**DESCRIPTION OF THE TASK**
Report the number of lines containing "JSON", with no other words.

(Part of a data file)
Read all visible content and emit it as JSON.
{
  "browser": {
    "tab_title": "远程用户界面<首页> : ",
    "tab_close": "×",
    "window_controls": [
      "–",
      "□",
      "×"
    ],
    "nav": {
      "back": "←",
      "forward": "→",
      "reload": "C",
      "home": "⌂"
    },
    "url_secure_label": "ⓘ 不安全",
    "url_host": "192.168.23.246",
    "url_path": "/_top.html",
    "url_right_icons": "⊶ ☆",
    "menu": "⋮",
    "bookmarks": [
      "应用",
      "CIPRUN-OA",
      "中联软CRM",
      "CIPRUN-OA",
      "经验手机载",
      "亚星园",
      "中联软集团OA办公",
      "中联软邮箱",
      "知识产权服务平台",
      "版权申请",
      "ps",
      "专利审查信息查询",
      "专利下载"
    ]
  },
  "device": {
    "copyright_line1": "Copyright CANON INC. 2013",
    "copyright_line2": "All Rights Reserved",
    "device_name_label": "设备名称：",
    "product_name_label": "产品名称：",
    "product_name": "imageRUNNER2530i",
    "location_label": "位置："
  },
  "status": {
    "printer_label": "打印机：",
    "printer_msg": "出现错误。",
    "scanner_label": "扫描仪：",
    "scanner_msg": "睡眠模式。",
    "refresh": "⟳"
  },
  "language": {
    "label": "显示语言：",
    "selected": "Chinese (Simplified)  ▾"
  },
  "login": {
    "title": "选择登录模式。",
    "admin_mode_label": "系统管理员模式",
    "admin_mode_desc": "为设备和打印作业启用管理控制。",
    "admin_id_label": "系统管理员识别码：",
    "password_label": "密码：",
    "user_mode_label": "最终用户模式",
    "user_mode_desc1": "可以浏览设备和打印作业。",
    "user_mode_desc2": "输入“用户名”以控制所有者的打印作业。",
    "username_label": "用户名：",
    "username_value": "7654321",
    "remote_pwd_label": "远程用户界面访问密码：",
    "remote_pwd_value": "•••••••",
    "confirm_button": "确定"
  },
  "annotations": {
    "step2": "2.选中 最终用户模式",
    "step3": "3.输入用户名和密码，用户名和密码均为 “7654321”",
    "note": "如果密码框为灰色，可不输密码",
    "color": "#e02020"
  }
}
* * *
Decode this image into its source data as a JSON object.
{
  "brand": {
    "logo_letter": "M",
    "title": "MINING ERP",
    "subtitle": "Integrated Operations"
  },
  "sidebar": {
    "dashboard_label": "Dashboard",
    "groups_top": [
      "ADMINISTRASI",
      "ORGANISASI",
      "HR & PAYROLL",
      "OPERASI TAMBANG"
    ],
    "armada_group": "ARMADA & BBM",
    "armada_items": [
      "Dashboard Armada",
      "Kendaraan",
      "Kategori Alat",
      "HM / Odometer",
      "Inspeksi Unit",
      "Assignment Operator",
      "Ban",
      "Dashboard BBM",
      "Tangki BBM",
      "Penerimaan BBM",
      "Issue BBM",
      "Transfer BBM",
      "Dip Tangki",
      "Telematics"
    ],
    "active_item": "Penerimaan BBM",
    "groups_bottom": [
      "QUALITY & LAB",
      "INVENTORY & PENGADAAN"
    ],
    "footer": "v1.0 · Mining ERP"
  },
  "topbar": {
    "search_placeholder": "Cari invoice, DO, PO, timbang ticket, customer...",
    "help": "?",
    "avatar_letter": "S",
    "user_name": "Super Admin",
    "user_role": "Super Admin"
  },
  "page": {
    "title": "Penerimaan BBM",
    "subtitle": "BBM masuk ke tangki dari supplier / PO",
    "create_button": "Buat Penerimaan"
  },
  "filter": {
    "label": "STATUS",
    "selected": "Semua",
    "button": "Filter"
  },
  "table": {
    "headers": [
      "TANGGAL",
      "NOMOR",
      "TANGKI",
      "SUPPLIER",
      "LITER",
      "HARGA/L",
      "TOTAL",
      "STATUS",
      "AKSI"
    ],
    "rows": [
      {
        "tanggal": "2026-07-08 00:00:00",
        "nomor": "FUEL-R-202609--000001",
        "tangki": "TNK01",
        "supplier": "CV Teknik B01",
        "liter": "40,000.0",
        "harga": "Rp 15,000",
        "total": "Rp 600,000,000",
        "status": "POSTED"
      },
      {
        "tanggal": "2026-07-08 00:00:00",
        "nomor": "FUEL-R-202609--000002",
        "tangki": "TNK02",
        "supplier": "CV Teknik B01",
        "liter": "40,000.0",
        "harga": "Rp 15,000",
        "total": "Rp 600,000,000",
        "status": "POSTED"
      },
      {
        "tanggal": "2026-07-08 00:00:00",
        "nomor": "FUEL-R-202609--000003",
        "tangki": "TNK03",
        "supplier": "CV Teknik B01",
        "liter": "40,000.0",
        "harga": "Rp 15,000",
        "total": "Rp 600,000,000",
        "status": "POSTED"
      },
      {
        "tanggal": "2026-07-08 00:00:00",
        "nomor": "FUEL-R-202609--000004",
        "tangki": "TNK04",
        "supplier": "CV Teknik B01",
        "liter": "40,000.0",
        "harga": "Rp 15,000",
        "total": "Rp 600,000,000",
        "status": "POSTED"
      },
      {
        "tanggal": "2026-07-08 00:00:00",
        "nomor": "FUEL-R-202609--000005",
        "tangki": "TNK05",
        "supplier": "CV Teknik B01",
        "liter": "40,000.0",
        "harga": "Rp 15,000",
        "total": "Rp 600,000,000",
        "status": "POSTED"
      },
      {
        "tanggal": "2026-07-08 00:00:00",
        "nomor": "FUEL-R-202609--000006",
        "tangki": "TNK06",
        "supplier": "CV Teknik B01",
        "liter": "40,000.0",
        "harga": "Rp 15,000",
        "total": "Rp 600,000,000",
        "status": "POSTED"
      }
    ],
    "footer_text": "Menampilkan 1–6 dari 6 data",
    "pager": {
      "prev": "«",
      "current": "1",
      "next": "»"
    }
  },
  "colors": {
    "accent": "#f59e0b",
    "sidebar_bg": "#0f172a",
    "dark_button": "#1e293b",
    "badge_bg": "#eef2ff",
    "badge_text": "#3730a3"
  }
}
==
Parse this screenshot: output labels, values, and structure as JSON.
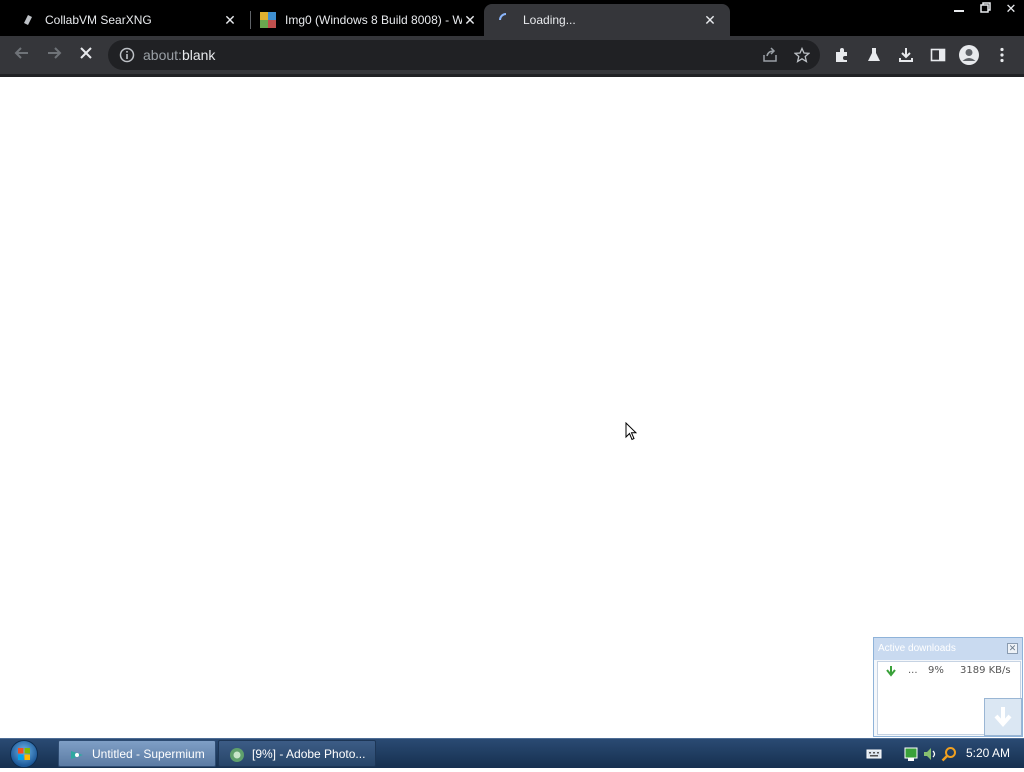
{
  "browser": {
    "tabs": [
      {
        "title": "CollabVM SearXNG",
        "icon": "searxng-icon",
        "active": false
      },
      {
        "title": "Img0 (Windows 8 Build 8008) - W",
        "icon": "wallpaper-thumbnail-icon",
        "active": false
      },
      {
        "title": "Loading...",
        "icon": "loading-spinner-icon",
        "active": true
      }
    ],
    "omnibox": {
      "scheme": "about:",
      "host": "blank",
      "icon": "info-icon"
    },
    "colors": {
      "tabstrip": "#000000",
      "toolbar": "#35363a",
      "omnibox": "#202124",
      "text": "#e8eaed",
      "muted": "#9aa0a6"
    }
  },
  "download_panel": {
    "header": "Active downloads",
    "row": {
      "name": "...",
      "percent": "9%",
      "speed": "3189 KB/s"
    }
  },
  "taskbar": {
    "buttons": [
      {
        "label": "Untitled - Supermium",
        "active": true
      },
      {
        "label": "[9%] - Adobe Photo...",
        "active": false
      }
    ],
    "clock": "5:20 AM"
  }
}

**EXERCISE OUTPUT**
3